Monthly Archives: October 2002

after work i took a bus to dizengoff center. tel aviv reminds me so much of nyc. i met liraz there. we picked up our wedding rings and i tried on a few bras. when it came time to pay for a white bra with see-thru straps for my wedding dress, i was embarrassed to remember that the ATM stole my credit card. so liraz put it on her card and we took another bus back to her house. i played with her cat while she made nana tea and we talked about job interviewing. she became a lawyer because when her parents divorced she had to mediate between them. she showed me how to do my hair in a different hairstyle; when i protested that it showed off my big forehead, we went to the mirror to compare foreheads. we have the same big forehead but mine is more oval. i let her do my hair and we talked more about our families and personality defects.

→ **Problems to solve**:
(1) Set down a passage from the October 2002 entry about the evening with Liraz word for word, beginning at the words "after work i" and stopping after the words "and personality defects.".
(2) Condense the paragraph of the October 2002 entry that begins "after work i took a bus to dizengoff center" into a short bulleted list that keeps its main facts.
(3) Continue the October 2002 entry about the evening with Liraz, picking up after its final sentence.

→ **Stored data entries**:
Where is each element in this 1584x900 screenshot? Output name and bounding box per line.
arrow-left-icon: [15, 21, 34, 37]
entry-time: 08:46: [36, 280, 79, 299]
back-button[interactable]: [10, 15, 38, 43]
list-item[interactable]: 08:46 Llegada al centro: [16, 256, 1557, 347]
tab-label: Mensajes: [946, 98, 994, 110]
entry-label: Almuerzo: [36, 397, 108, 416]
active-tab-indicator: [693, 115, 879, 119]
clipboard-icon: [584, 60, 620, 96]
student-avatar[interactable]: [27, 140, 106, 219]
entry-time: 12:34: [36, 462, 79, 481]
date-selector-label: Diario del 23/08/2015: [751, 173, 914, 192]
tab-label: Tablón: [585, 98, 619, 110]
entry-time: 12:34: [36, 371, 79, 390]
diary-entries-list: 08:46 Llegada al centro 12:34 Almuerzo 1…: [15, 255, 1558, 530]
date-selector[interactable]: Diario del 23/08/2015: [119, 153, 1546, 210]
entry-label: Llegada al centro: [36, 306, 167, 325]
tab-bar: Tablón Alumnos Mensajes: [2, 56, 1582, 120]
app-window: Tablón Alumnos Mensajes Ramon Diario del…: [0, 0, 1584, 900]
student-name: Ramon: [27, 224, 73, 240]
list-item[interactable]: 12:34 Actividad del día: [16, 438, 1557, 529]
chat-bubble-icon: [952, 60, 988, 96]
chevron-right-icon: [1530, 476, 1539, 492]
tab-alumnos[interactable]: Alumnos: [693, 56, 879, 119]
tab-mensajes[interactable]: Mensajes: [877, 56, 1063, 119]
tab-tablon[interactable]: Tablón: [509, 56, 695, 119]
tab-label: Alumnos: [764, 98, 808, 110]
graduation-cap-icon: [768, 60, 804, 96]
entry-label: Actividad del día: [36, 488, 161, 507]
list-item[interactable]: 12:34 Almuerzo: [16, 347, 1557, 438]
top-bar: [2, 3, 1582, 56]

→ **Task-by-task outputs**:
(1)
after work i took a bus to dizengoff center. tel aviv reminds me so much of nyc. i met liraz there. we picked up our wedding rings and i tried on a few bras. when it came time to pay for a white bra with see-thru straps for my wedding dress, i was embarrassed to remember that the ATM stole my credit card. so liraz put it on her card and we took another bus back to her house. i played with her cat while she made nana tea and we talked about job interviewing. she became a lawyer because when her parents divorced she had to mediate between them. she showed me how to do my hair in a different hairstyle; when i protested that it showed off my big forehead, we went to the mirror to compare foreheads. we have the same big forehead but mine is more oval. i let her do my hair and we talked more about our families and personality defects.

(2)
- After work I took a bus to Dizengoff Center, and Tel Aviv reminded me of NYC.
- I met Liraz there. We picked up our wedding rings, and I tried on bras.
- The ATM had taken my credit card, so Liraz paid for a white bra with see-thru straps for my wedding dress.
- We took a bus back to her house. There she made nana tea while I played with her cat.
- We talked about job interviewing. She became a lawyer because she had to mediate between her parents when they divorced.
- She showed me a new hairstyle. I worried it showed off my big forehead, so we compared foreheads in the mirror. They are the same size, but mine is more oval.
- She did my hair, and we talked about our families and personality defects.

(3)
we watched a movie, legally blonde. her roommate came home with a friend. i spoke to him in hebrew. he had a blue butterfly on his bag. they played music late into the night while liraz and i laid side by side in her bed; i eventually did my parrot hiding sleep tactic… earplugs curled up under pillows and blankets. the alarm rang at 7am and i showered, doing my hair in the same style she taught me.
she was shocked how i sleep. tsafi calls me a ‘too-key’ (a parrot) i told her “i’m a sensitive sleeper. no light, no sound, hence the earplugs and the pillow over my head.” she just stared blankly at me. she was organizing things for the day so i sat with her roommates’ friend who slept on the couch. we were listening to an arabic singer, Amal and i loved this music. i spoke to him about it and probed his brain about other music like this. “Do you know Arabic?” i asked him in hebrew. “I am an Arab.” he said and i noticed a strange blue beaded thing with a tassle around his neck. he said he wears it for decoration but showed me how arabs use it to pray, moving the beads around.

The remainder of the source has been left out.